--- START Raw data ---

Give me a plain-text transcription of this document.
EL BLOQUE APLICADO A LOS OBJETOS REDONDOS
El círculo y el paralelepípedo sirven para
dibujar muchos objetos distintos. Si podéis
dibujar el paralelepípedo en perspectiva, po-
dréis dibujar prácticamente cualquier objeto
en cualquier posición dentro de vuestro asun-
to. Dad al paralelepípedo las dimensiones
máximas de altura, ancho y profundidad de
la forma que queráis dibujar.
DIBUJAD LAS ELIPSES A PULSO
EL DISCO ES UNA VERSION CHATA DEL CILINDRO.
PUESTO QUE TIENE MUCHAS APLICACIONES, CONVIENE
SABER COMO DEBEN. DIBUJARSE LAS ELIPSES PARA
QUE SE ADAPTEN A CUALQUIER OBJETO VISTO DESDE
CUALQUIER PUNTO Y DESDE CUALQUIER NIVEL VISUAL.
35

--- END Raw data ---
--- START Raw data ---

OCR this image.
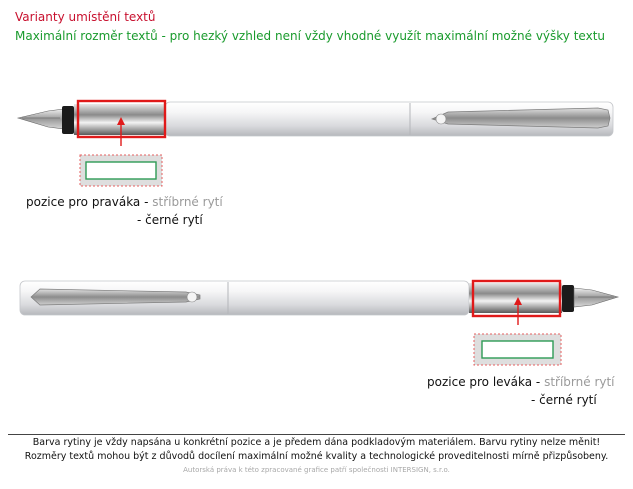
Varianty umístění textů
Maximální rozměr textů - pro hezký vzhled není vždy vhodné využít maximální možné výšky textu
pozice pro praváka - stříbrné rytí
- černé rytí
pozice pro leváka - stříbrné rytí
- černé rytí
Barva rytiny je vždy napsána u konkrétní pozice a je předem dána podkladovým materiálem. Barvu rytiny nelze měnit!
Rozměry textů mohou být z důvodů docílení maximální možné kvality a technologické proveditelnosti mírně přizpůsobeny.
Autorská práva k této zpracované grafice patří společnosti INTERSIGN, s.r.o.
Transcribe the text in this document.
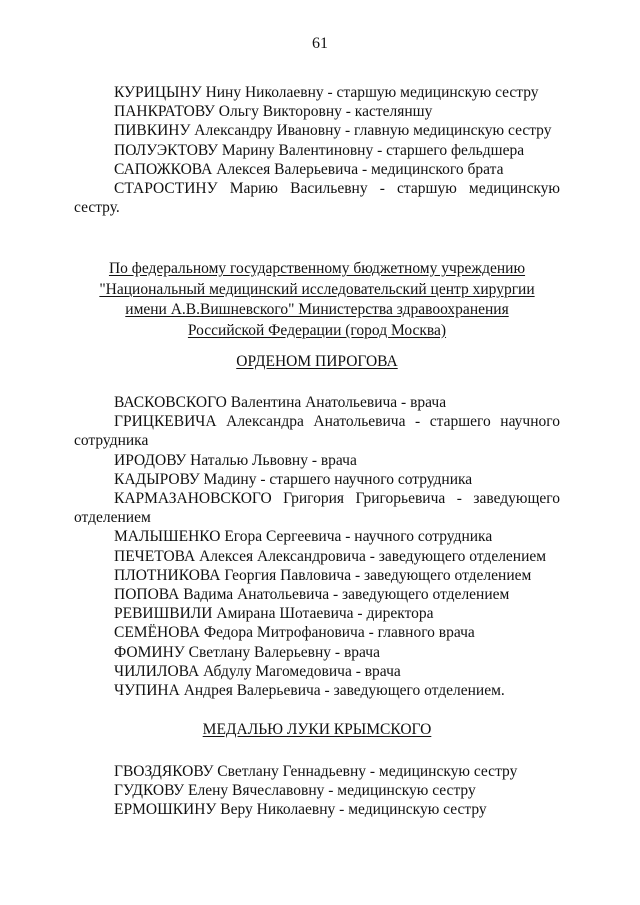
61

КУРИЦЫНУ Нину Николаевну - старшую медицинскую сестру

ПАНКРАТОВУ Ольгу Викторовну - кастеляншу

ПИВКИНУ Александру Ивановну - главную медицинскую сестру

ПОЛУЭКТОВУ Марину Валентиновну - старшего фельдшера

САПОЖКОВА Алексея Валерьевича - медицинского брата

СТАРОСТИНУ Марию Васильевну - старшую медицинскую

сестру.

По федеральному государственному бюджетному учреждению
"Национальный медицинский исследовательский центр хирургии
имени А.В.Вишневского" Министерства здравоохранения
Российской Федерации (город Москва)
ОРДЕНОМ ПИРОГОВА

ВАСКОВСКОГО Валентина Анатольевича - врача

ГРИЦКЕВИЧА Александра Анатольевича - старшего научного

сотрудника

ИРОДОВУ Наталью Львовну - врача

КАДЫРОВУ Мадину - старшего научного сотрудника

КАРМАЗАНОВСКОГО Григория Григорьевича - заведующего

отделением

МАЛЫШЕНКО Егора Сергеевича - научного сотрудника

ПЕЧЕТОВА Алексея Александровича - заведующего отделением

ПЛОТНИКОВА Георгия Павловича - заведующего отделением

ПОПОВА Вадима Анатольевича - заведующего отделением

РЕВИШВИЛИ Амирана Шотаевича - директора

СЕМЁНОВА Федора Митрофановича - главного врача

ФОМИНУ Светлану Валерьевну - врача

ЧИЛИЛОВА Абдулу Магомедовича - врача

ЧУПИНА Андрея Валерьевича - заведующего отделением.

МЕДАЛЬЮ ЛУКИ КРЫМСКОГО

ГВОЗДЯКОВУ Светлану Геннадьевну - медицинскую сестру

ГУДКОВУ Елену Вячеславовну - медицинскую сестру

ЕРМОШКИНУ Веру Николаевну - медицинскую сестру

--- END Raw data ---
--- START Raw data ---

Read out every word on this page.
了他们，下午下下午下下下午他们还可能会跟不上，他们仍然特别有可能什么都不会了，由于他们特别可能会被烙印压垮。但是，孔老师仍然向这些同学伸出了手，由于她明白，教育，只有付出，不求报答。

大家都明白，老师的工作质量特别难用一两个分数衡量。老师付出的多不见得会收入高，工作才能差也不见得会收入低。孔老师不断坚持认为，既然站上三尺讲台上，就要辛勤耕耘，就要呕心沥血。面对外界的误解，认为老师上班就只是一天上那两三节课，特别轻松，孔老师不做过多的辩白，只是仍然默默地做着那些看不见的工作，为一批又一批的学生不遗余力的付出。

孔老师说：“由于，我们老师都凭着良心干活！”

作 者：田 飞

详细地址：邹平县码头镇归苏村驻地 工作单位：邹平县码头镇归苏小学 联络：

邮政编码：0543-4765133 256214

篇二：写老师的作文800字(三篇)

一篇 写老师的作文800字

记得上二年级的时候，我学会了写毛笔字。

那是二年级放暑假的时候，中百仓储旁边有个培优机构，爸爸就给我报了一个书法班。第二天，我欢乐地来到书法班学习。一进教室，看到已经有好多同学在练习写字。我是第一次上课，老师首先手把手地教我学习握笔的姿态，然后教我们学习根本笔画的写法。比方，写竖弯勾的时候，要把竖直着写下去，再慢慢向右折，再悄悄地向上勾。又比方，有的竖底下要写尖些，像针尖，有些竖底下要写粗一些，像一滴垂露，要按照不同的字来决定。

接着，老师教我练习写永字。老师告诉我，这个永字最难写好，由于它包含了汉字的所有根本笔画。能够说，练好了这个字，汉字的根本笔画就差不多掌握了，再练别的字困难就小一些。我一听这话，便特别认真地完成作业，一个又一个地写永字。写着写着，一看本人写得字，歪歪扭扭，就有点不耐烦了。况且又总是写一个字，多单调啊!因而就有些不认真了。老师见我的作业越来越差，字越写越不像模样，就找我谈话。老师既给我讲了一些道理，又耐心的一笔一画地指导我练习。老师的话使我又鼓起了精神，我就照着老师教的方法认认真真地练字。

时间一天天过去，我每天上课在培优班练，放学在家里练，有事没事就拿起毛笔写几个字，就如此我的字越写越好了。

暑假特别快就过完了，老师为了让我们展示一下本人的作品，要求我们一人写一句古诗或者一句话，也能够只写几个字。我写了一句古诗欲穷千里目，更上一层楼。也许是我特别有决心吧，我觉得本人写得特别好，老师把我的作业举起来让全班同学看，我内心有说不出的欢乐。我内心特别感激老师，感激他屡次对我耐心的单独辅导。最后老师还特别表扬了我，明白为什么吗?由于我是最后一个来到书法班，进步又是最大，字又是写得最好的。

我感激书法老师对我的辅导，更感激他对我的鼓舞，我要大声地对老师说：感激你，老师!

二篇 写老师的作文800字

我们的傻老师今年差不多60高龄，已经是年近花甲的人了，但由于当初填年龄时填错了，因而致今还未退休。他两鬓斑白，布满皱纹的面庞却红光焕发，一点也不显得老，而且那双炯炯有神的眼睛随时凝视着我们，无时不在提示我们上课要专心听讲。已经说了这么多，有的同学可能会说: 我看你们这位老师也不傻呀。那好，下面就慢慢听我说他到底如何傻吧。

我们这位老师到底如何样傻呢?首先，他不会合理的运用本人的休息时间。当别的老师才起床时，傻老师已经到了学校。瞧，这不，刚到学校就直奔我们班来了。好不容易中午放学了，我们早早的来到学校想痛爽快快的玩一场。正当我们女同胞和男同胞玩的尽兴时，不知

--- END Raw data ---

> **Work to be completed**
State the number of lines that contain the string "rytí", with no other words.

> **Exercise result**
4